■ Task
Could every line of the data be printed exactly as it reads?

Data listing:
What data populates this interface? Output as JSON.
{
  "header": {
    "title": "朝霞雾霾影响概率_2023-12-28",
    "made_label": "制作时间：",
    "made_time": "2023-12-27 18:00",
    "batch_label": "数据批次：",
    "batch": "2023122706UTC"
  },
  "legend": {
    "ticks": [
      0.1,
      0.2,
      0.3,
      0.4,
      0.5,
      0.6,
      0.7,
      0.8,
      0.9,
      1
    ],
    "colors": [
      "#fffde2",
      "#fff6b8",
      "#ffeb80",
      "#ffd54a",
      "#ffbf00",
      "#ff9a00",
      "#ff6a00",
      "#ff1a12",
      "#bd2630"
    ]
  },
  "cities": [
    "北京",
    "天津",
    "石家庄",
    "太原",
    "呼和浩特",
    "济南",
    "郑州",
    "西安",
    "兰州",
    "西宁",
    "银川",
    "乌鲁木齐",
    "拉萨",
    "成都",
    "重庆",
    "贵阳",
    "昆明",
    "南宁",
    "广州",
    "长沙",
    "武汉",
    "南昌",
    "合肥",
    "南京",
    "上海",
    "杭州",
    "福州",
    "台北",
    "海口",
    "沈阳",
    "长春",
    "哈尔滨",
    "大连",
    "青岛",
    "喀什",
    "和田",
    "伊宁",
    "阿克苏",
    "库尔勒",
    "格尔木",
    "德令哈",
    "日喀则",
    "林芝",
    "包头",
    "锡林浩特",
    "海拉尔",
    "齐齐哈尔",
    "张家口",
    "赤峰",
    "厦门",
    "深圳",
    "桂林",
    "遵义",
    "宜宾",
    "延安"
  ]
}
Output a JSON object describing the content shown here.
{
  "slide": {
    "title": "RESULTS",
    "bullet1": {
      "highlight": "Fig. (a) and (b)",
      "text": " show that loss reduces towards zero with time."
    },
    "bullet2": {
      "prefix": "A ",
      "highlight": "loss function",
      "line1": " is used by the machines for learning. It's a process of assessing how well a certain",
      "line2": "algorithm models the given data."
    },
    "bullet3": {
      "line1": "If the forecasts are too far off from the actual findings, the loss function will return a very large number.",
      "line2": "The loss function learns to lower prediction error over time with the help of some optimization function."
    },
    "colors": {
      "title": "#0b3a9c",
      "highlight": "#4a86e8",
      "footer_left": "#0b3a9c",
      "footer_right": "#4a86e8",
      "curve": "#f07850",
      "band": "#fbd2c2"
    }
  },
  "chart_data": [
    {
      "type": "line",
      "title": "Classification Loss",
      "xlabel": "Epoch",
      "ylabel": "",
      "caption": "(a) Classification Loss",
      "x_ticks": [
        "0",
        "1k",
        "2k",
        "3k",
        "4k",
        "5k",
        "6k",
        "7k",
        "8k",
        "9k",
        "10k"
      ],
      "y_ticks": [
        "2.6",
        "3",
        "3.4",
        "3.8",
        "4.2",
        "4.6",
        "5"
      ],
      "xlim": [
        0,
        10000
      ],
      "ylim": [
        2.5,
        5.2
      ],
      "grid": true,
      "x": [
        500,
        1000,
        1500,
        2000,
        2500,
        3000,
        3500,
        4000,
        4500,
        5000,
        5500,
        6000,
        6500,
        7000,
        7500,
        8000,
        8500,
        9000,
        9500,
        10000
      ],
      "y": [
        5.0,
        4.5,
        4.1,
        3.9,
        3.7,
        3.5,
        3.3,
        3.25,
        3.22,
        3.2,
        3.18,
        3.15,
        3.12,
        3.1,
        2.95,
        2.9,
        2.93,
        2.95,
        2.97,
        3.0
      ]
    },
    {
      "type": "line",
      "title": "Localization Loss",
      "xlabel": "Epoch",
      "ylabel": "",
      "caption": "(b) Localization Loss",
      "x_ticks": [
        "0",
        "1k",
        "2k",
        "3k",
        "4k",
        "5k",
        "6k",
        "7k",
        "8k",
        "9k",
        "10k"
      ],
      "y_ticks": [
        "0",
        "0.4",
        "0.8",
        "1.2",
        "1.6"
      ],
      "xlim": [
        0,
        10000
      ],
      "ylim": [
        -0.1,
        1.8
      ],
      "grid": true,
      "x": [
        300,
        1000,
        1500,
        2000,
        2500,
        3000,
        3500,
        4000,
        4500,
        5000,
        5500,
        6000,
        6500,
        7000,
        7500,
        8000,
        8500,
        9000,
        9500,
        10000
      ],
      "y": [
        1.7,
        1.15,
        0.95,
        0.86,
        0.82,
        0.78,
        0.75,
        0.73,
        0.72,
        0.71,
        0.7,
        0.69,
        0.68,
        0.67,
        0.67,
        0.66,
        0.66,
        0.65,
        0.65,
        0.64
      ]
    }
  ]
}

■ Response below
What data populates this interface? Output as JSON.
{
  "header": {
    "title": "朝霞雾霾影响概率_2023-12-28",
    "made_label": "制作时间：",
    "made_time": "2023-12-27 18:00",
    "batch_label": "数据批次：",
    "batch": "2023122706UTC"
  },
  "legend": {
    "ticks": [
      0.1,
      0.2,
      0.3,
      0.4,
      0.5,
      0.6,
      0.7,
      0.8,
      0.9,
      1
    ],
    "colors": [
      "#fffde2",
      "#fff6b8",
      "#ffeb80",
      "#ffd54a",
      "#ffbf00",
      "#ff9a00",
      "#ff6a00",
      "#ff1a12",
      "#bd2630"
    ]
  },
  "cities": [
    "北京",
    "天津",
    "石家庄",
    "太原",
    "呼和浩特",
    "济南",
    "郑州",
    "西安",
    "兰州",
    "西宁",
    "银川",
    "乌鲁木齐",
    "拉萨",
    "成都",
    "重庆",
    "贵阳",
    "昆明",
    "南宁",
    "广州",
    "长沙",
    "武汉",
    "南昌",
    "合肥",
    "南京",
    "上海",
    "杭州",
    "福州",
    "台北",
    "海口",
    "沈阳",
    "长春",
    "哈尔滨",
    "大连",
    "青岛",
    "喀什",
    "和田",
    "伊宁",
    "阿克苏",
    "库尔勒",
    "格尔木",
    "德令哈",
    "日喀则",
    "林芝",
    "包头",
    "锡林浩特",
    "海拉尔",
    "齐齐哈尔",
    "张家口",
    "赤峰",
    "厦门",
    "深圳",
    "桂林",
    "遵义",
    "宜宾",
    "延安"
  ]
}
Output a JSON object describing the content shown here.
{
  "slide": {
    "title": "RESULTS",
    "bullet1": {
      "highlight": "Fig. (a) and (b)",
      "text": " show that loss reduces towards zero with time."
    },
    "bullet2": {
      "prefix": "A ",
      "highlight": "loss function",
      "line1": " is used by the machines for learning. It's a process of assessing how well a certain",
      "line2": "algorithm models the given data."
    },
    "bullet3": {
      "line1": "If the forecasts are too far off from the actual findings, the loss function will return a very large number.",
      "line2": "The loss function learns to lower prediction error over time with the help of some optimization function."
    },
    "colors": {
      "title": "#0b3a9c",
      "highlight": "#4a86e8",
      "footer_left": "#0b3a9c",
      "footer_right": "#4a86e8",
      "curve": "#f07850",
      "band": "#fbd2c2"
    }
  },
  "chart_data": [
    {
      "type": "line",
      "title": "Classification Loss",
      "xlabel": "Epoch",
      "ylabel": "",
      "caption": "(a) Classification Loss",
      "x_ticks": [
        "0",
        "1k",
        "2k",
        "3k",
        "4k",
        "5k",
        "6k",
        "7k",
        "8k",
        "9k",
        "10k"
      ],
      "y_ticks": [
        "2.6",
        "3",
        "3.4",
        "3.8",
        "4.2",
        "4.6",
        "5"
      ],
      "xlim": [
        0,
        10000
      ],
      "ylim": [
        2.5,
        5.2
      ],
      "grid": true,
      "x": [
        500,
        1000,
        1500,
        2000,
        2500,
        3000,
        3500,
        4000,
        4500,
        5000,
        5500,
        6000,
        6500,
        7000,
        7500,
        8000,
        8500,
        9000,
        9500,
        10000
      ],
      "y": [
        5.0,
        4.5,
        4.1,
        3.9,
        3.7,
        3.5,
        3.3,
        3.25,
        3.22,
        3.2,
        3.18,
        3.15,
        3.12,
        3.1,
        2.95,
        2.9,
        2.93,
        2.95,
        2.97,
        3.0
      ]
    },
    {
      "type": "line",
      "title": "Localization Loss",
      "xlabel": "Epoch",
      "ylabel": "",
      "caption": "(b) Localization Loss",
      "x_ticks": [
        "0",
        "1k",
        "2k",
        "3k",
        "4k",
        "5k",
        "6k",
        "7k",
        "8k",
        "9k",
        "10k"
      ],
      "y_ticks": [
        "0",
        "0.4",
        "0.8",
        "1.2",
        "1.6"
      ],
      "xlim": [
        0,
        10000
      ],
      "ylim": [
        -0.1,
        1.8
      ],
      "grid": true,
      "x": [
        300,
        1000,
        1500,
        2000,
        2500,
        3000,
        3500,
        4000,
        4500,
        5000,
        5500,
        6000,
        6500,
        7000,
        7500,
        8000,
        8500,
        9000,
        9500,
        10000
      ],
      "y": [
        1.7,
        1.15,
        0.95,
        0.86,
        0.82,
        0.78,
        0.75,
        0.73,
        0.72,
        0.71,
        0.7,
        0.69,
        0.68,
        0.67,
        0.67,
        0.66,
        0.66,
        0.65,
        0.65,
        0.64
      ]
    }
  ]
}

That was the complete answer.